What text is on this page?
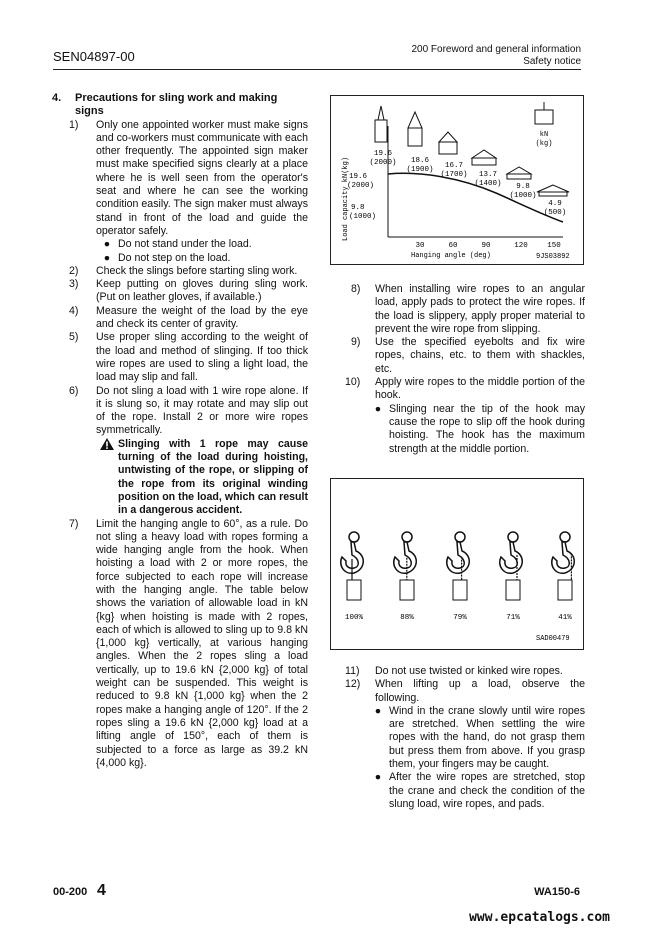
SEN04897-00	200 Foreword and general information
Safety notice
4.	Precautions for sling work and making signs
1)	Only one appointed worker must make signs and co-workers must communicate with each other frequently. The appointed sign maker must make specified signs clearly at a place where he is well seen from the operator's seat and where he can see the working condition easily. The sign maker must always stand in front of the load and guide the operator safely.
● Do not stand under the load.
● Do not step on the load.
2)	Check the slings before starting sling work.
3)	Keep putting on gloves during sling work. (Put on leather gloves, if available.)
4)	Measure the weight of the load by the eye and check its center of gravity.
5)	Use proper sling according to the weight of the load and method of slinging. If too thick wire ropes are used to sling a light load, the load may slip and fall.
6)	Do not sling a load with 1 wire rope alone. If it is slung so, it may rotate and may slip out of the rope. Install 2 or more wire ropes symmetrically.
Slinging with 1 rope may cause turning of the load during hoisting, untwisting of the rope, or slipping of the rope from its original winding position on the load, which can result in a dangerous accident.
7)	Limit the hanging angle to 60°, as a rule. Do not sling a heavy load with ropes forming a wide hanging angle from the hook. When hoisting a load with 2 or more ropes, the force subjected to each rope will increase with the hanging angle. The table below shows the variation of allowable load in kN {kg} when hoisting is made with 2 ropes, each of which is allowed to sling up to 9.8 kN {1,000 kg} vertically, at various hanging angles. When the 2 ropes sling a load vertically, up to 19.6 kN {2,000 kg} of total weight can be suspended. This weight is reduced to 9.8 kN {1,000 kg} when the 2 ropes make a hanging angle of 120°. If the 2 ropes sling a 19.6 kN {2,000 kg} load at a lifting angle of 150°, each of them is subjected to a force as large as 39.2 kN {4,000 kg}.
kN
(kg)
Load capacity kN(kg) 19.6
(2000)
9.8
(1000)
19.6
(2000) 18.6
(1900) 16.7
(1700) 13.7
(1400) 9.8
(1000)
4.9
(500)
30	60	90	120	150
Hanging angle (deg)	9JS03892
8)	When installing wire ropes to an angular load, apply pads to protect the wire ropes. If the load is slippery, apply proper material to prevent the wire rope from slipping.
9)	Use the specified eyebolts and fix wire ropes, chains, etc. to them with shackles, etc.
10)	Apply wire ropes to the middle portion of the hook.
● Slinging near the tip of the hook may cause the rope to slip off the hook during hoisting. The hook has the maximum strength at the middle portion.
100%	88%	79%	71%	41%
SAD00479
11)	Do not use twisted or kinked wire ropes.
12)	When lifting up a load, observe the following.
● Wind in the crane slowly until wire ropes are stretched. When settling the wire ropes with the hand, do not grasp them but press them from above. If you grasp them, your fingers may be caught.
● After the wire ropes are stretched, stop the crane and check the condition of the slung load, wire ropes, and pads.
00-200 4	WA150-6
www.epcatalogs.com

[Required task]
Scan the listing above. Gather each line that contains the word "middle".

[Solution to the exercise]
10)	Apply wire ropes to the middle portion of the hook.
● Slinging near the tip of the hook may cause the rope to slip off the hook during hoisting. The hook has the maximum strength at the middle portion.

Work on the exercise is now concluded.